- SHORT EXERCISE: Repeat each line of the material exactly.

--- start MATERIAL FOR THE TASK ---

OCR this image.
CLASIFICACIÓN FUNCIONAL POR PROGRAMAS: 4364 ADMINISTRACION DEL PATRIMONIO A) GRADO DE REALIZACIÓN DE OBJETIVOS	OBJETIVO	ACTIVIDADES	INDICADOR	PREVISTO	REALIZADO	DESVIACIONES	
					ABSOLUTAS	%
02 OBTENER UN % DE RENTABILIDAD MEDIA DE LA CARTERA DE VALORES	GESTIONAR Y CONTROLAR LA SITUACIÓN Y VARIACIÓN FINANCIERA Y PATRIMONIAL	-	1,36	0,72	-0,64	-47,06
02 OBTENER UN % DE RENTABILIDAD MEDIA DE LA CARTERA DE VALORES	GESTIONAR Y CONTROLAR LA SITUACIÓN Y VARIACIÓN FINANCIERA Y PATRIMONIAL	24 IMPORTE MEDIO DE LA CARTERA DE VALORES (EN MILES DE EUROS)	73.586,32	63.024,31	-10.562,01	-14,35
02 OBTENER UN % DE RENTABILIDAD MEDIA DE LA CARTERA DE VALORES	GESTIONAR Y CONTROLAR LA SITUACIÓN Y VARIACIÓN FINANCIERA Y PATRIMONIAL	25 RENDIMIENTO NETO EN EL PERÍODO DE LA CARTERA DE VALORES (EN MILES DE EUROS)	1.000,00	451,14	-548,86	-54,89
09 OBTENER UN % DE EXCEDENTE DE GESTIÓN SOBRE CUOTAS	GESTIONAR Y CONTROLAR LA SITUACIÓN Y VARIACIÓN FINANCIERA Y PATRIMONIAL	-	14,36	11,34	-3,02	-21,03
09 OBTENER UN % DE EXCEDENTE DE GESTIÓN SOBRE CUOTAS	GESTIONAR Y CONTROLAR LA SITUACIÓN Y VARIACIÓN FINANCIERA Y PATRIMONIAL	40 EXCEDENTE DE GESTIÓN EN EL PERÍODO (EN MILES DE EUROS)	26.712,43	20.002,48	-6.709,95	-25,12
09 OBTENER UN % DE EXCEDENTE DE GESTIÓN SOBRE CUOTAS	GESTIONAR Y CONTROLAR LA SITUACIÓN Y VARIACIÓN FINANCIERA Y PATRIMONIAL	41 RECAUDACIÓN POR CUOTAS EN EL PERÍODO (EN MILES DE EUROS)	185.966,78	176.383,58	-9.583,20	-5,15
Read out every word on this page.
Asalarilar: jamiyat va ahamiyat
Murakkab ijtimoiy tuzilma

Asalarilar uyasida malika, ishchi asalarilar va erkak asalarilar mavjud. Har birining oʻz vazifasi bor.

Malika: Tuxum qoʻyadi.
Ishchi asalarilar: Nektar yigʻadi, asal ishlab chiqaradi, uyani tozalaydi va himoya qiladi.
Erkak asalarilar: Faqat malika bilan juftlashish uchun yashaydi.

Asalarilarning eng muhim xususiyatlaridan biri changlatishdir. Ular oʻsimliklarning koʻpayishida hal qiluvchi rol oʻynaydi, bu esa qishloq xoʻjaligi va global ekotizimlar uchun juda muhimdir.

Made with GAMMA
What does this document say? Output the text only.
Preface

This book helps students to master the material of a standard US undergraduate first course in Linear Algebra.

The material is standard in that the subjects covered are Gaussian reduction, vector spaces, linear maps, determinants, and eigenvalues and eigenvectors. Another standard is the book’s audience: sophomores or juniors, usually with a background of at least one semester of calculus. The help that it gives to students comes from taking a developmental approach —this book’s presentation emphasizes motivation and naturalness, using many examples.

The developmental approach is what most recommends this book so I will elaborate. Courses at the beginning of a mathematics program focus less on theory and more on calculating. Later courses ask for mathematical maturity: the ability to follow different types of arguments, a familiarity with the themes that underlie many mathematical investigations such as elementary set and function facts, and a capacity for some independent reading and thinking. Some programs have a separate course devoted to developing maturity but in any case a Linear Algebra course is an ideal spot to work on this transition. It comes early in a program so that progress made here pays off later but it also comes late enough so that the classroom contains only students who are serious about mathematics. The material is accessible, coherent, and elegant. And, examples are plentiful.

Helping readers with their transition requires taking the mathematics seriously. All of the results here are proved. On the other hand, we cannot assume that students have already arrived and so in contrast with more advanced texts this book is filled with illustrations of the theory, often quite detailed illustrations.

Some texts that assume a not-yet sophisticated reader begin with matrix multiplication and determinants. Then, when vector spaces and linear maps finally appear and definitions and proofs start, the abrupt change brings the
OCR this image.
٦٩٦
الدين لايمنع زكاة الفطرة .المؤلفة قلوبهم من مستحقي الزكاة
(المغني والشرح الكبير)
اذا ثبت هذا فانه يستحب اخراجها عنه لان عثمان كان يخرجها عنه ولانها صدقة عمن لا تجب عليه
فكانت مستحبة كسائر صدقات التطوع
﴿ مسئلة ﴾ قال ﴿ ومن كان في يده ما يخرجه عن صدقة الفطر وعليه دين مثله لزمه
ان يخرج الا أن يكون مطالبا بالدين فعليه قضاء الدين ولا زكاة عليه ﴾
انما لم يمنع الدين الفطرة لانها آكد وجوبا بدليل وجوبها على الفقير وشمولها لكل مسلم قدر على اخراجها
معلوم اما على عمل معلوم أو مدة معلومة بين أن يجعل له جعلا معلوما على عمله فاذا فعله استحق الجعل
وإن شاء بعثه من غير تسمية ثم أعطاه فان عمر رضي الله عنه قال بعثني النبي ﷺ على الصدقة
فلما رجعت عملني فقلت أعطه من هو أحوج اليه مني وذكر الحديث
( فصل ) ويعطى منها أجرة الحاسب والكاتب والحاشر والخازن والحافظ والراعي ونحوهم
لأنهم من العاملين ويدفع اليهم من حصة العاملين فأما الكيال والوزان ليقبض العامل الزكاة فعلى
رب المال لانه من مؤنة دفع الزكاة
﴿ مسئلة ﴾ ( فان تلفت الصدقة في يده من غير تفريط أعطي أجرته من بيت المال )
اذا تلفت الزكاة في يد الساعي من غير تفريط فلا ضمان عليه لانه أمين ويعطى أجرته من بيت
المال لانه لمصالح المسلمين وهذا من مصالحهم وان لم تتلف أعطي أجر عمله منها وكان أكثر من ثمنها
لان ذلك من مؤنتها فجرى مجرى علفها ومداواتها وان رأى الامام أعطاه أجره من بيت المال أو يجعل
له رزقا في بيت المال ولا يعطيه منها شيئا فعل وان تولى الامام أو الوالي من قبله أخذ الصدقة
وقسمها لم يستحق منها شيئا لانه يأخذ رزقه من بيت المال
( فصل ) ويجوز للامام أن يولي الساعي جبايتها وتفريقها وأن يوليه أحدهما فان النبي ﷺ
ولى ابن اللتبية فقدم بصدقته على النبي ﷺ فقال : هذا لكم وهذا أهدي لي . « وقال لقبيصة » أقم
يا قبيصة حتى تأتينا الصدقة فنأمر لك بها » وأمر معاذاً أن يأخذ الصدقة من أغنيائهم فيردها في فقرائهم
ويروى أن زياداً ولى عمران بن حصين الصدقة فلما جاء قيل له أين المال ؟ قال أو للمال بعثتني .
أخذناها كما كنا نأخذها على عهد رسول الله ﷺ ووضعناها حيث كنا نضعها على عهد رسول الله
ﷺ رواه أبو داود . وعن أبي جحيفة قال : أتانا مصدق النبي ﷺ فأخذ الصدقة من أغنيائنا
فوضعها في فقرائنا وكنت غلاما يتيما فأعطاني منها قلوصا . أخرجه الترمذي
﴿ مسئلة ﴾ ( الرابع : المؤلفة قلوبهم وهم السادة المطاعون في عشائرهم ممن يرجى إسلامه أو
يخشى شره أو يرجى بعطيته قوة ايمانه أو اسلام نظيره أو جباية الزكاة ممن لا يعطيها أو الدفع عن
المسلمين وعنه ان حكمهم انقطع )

--- end MATERIAL FOR THE TASK ---

- EXERCISE RESPONSE:
OCR this image.
CLASIFICACIÓN FUNCIONAL POR PROGRAMAS: 4364 ADMINISTRACION DEL PATRIMONIO A) GRADO DE REALIZACIÓN DE OBJETIVOS	OBJETIVO	ACTIVIDADES	INDICADOR	PREVISTO	REALIZADO	DESVIACIONES	
					ABSOLUTAS	%
02 OBTENER UN % DE RENTABILIDAD MEDIA DE LA CARTERA DE VALORES	GESTIONAR Y CONTROLAR LA SITUACIÓN Y VARIACIÓN FINANCIERA Y PATRIMONIAL	-	1,36	0,72	-0,64	-47,06
02 OBTENER UN % DE RENTABILIDAD MEDIA DE LA CARTERA DE VALORES	GESTIONAR Y CONTROLAR LA SITUACIÓN Y VARIACIÓN FINANCIERA Y PATRIMONIAL	24 IMPORTE MEDIO DE LA CARTERA DE VALORES (EN MILES DE EUROS)	73.586,32	63.024,31	-10.562,01	-14,35
02 OBTENER UN % DE RENTABILIDAD MEDIA DE LA CARTERA DE VALORES	GESTIONAR Y CONTROLAR LA SITUACIÓN Y VARIACIÓN FINANCIERA Y PATRIMONIAL	25 RENDIMIENTO NETO EN EL PERÍODO DE LA CARTERA DE VALORES (EN MILES DE EUROS)	1.000,00	451,14	-548,86	-54,89
09 OBTENER UN % DE EXCEDENTE DE GESTIÓN SOBRE CUOTAS	GESTIONAR Y CONTROLAR LA SITUACIÓN Y VARIACIÓN FINANCIERA Y PATRIMONIAL	-	14,36	11,34	-3,02	-21,03
09 OBTENER UN % DE EXCEDENTE DE GESTIÓN SOBRE CUOTAS	GESTIONAR Y CONTROLAR LA SITUACIÓN Y VARIACIÓN FINANCIERA Y PATRIMONIAL	40 EXCEDENTE DE GESTIÓN EN EL PERÍODO (EN MILES DE EUROS)	26.712,43	20.002,48	-6.709,95	-25,12
09 OBTENER UN % DE EXCEDENTE DE GESTIÓN SOBRE CUOTAS	GESTIONAR Y CONTROLAR LA SITUACIÓN Y VARIACIÓN FINANCIERA Y PATRIMONIAL	41 RECAUDACIÓN POR CUOTAS EN EL PERÍODO (EN MILES DE EUROS)	185.966,78	176.383,58	-9.583,20	-5,15
Read out every word on this page.
Asalarilar: jamiyat va ahamiyat
Murakkab ijtimoiy tuzilma

Asalarilar uyasida malika, ishchi asalarilar va erkak asalarilar mavjud. Har birining oʻz vazifasi bor.

Malika: Tuxum qoʻyadi.
Ishchi asalarilar: Nektar yigʻadi, asal ishlab chiqaradi, uyani tozalaydi va himoya qiladi.
Erkak asalarilar: Faqat malika bilan juftlashish uchun yashaydi.

Asalarilarning eng muhim xususiyatlaridan biri changlatishdir. Ular oʻsimliklarning koʻpayishida hal qiluvchi rol oʻynaydi, bu esa qishloq xoʻjaligi va global ekotizimlar uchun juda muhimdir.

Made with GAMMA
What does this document say? Output the text only.
Preface

This book helps students to master the material of a standard US undergraduate first course in Linear Algebra.

The material is standard in that the subjects covered are Gaussian reduction, vector spaces, linear maps, determinants, and eigenvalues and eigenvectors. Another standard is the book’s audience: sophomores or juniors, usually with a background of at least one semester of calculus. The help that it gives to students comes from taking a developmental approach —this book’s presentation emphasizes motivation and naturalness, using many examples.

The developmental approach is what most recommends this book so I will elaborate. Courses at the beginning of a mathematics program focus less on theory and more on calculating. Later courses ask for mathematical maturity: the ability to follow different types of arguments, a familiarity with the themes that underlie many mathematical investigations such as elementary set and function facts, and a capacity for some independent reading and thinking. Some programs have a separate course devoted to developing maturity but in any case a Linear Algebra course is an ideal spot to work on this transition. It comes early in a program so that progress made here pays off later but it also comes late enough so that the classroom contains only students who are serious about mathematics. The material is accessible, coherent, and elegant. And, examples are plentiful.

Helping readers with their transition requires taking the mathematics seriously. All of the results here are proved. On the other hand, we cannot assume that students have already arrived and so in contrast with more advanced texts this book is filled with illustrations of the theory, often quite detailed illustrations.

Some texts that assume a not-yet sophisticated reader begin with matrix multiplication and determinants. Then, when vector spaces and linear maps finally appear and definitions and proofs start, the abrupt change brings the
OCR this image.
٦٩٦
الدين لايمنع زكاة الفطرة .المؤلفة قلوبهم من مستحقي الزكاة
(المغني والشرح الكبير)
اذا ثبت هذا فانه يستحب اخراجها عنه لان عثمان كان يخرجها عنه ولانها صدقة عمن لا تجب عليه
فكانت مستحبة كسائر صدقات التطوع
﴿ مسئلة ﴾ قال ﴿ ومن كان في يده ما يخرجه عن صدقة الفطر وعليه دين مثله لزمه
ان يخرج الا أن يكون مطالبا بالدين فعليه قضاء الدين ولا زكاة عليه ﴾
انما لم يمنع الدين الفطرة لانها آكد وجوبا بدليل وجوبها على الفقير وشمولها لكل مسلم قدر على اخراجها
معلوم اما على عمل معلوم أو مدة معلومة بين أن يجعل له جعلا معلوما على عمله فاذا فعله استحق الجعل
وإن شاء بعثه من غير تسمية ثم أعطاه فان عمر رضي الله عنه قال بعثني النبي ﷺ على الصدقة
فلما رجعت عملني فقلت أعطه من هو أحوج اليه مني وذكر الحديث
( فصل ) ويعطى منها أجرة الحاسب والكاتب والحاشر والخازن والحافظ والراعي ونحوهم
لأنهم من العاملين ويدفع اليهم من حصة العاملين فأما الكيال والوزان ليقبض العامل الزكاة فعلى
رب المال لانه من مؤنة دفع الزكاة
﴿ مسئلة ﴾ ( فان تلفت الصدقة في يده من غير تفريط أعطي أجرته من بيت المال )
اذا تلفت الزكاة في يد الساعي من غير تفريط فلا ضمان عليه لانه أمين ويعطى أجرته من بيت
المال لانه لمصالح المسلمين وهذا من مصالحهم وان لم تتلف أعطي أجر عمله منها وكان أكثر من ثمنها
لان ذلك من مؤنتها فجرى مجرى علفها ومداواتها وان رأى الامام أعطاه أجره من بيت المال أو يجعل
له رزقا في بيت المال ولا يعطيه منها شيئا فعل وان تولى الامام أو الوالي من قبله أخذ الصدقة
وقسمها لم يستحق منها شيئا لانه يأخذ رزقه من بيت المال
( فصل ) ويجوز للامام أن يولي الساعي جبايتها وتفريقها وأن يوليه أحدهما فان النبي ﷺ
ولى ابن اللتبية فقدم بصدقته على النبي ﷺ فقال : هذا لكم وهذا أهدي لي . « وقال لقبيصة » أقم
يا قبيصة حتى تأتينا الصدقة فنأمر لك بها » وأمر معاذاً أن يأخذ الصدقة من أغنيائهم فيردها في فقرائهم
ويروى أن زياداً ولى عمران بن حصين الصدقة فلما جاء قيل له أين المال ؟ قال أو للمال بعثتني .
أخذناها كما كنا نأخذها على عهد رسول الله ﷺ ووضعناها حيث كنا نضعها على عهد رسول الله
ﷺ رواه أبو داود . وعن أبي جحيفة قال : أتانا مصدق النبي ﷺ فأخذ الصدقة من أغنيائنا
فوضعها في فقرائنا وكنت غلاما يتيما فأعطاني منها قلوصا . أخرجه الترمذي
﴿ مسئلة ﴾ ( الرابع : المؤلفة قلوبهم وهم السادة المطاعون في عشائرهم ممن يرجى إسلامه أو
يخشى شره أو يرجى بعطيته قوة ايمانه أو اسلام نظيره أو جباية الزكاة ممن لا يعطيها أو الدفع عن
المسلمين وعنه ان حكمهم انقطع )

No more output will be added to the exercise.